_TEXTO DE LECTURA_:
De la rebeldía a la obsecuencia

No resulta fácil de entender, pero es algo reiterado de observar. Las organizaciones revolucionarias nacieron para encauzar la rebeldía y terminaron siendo las que educaron para transitar el camino de la obsecuencia. Miles de seres nacieron soñando la revolución y terminaron persiguiendo la libertad. Quizás la imagen atroz de Ramón Mercader y su sueño revolucionario que termina asesinando a Leon Trotski refleje la metáfora de ese camino a la traición de los principios por los cuales se imaginaba luchar. Ese camino fue ayer reivindicado por los que adherían a la ortodoxia comunista, ese camino fue enfrentado por Albert Camus y reivindicado tantas veces por Sartre. Recuerdo su prólogo a “Retrato de un aventurero”, ese donde describía que el esclavo al asesinar al amo también mataba al esclavo que había en él. En el prólogo describe cómo el aventurero dejará paso al anónimo militante , como un final que termine con el individuo libre para ser ocupado por ese anónimo participante del ser colectivo. Para mi gusto, una liberación que convoca a una nueva esclavitud.

Desde el Partido Comunista a las organizaciones guerrilleras, desde cada intento de tomar el poder para gestar la revolución, desde cada una de esas experiencias se forjó el fracaso y la frustración, en cada una de ellas el militante devino en burócrata y el rebelde se amoldó al obsecuente. Cómo olvidar la manera en que las organizaciones enfrentaban al supuesto “amiguismo”, a las relaciones personales y hasta las familiares como una limitación a la relación del militante con su organización. La clandestinidad comenzó siendo una necesidad, luego se utilizó como una razón para impedir las disidencias y terminó siendo una manera de perseguir al mismo derecho a pensar. Absurdo resulta recordar que el socialismo engendraría una justificación para acabar con la libertad, que en cada uno de los países donde se imponía lograba una excusa para evitar que la sociedad eligiera libremente sus autoridades. Como si para gestar la justicia se hiciera necesario limitar la democracia. Años justificando las masacres del camarada Stalin, hasta que fue quedando demasiado en claro que la Nomenklatura era tan opresora o todavía más que los mismos capitalistas a los que intentaba combatir.

Milito en política desde el año 63, fui dirigente estudiantil y testigo de cómo la violencia se imponía entre los cristianos y los marxistas, de cómo la guerrilla aparecía como el único camino hacia la revolución, de cómo matar se convertía en la decisión obligada y luego, las consecuencias ni siquiera merecían una autocrítica. Aquella decisión de la violencia tenía su origen en la experiencia cubana, miles de mi generación se formaron militarmente en la isla; miles entregaron sus vidas sin siquiera ser una amenaza para el poder constituido. Es duro asumir que el heroísmo no suele estar acompañado por la lucidez, aquellos héroes son dignos de respeto, sus sobrevivientes sólo lo son cuando asumen la obligación histórica de la autocrítica.

_CONSIGNA_:
Indica desde qué año milita en política quien escribe el texto sobre la rebeldía y la obsecuencia. El listado no interviene en esta actividad.

_LISTADO PROPORCIONADO_:
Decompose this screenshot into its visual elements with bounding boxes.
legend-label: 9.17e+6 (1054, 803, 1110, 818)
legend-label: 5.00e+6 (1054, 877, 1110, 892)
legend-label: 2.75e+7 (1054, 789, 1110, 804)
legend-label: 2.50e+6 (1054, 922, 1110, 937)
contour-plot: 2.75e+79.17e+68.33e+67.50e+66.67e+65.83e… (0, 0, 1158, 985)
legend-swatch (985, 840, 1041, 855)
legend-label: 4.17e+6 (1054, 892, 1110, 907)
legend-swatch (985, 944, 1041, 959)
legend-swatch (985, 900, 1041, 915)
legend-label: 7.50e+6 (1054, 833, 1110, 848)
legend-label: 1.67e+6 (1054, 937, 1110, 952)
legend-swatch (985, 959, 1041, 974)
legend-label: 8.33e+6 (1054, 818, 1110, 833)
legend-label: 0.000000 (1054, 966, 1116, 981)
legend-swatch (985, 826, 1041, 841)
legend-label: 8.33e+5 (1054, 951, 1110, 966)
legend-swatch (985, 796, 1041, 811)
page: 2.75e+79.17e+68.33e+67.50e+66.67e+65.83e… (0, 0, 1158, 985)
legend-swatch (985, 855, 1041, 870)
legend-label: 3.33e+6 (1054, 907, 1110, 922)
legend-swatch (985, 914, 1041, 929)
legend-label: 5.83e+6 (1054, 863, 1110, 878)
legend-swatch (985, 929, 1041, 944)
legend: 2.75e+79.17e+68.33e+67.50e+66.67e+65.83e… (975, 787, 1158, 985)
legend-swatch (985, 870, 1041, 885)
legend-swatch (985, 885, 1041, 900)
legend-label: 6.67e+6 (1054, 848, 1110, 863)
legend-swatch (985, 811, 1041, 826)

_RESPUESTA_:
Desde el año 63.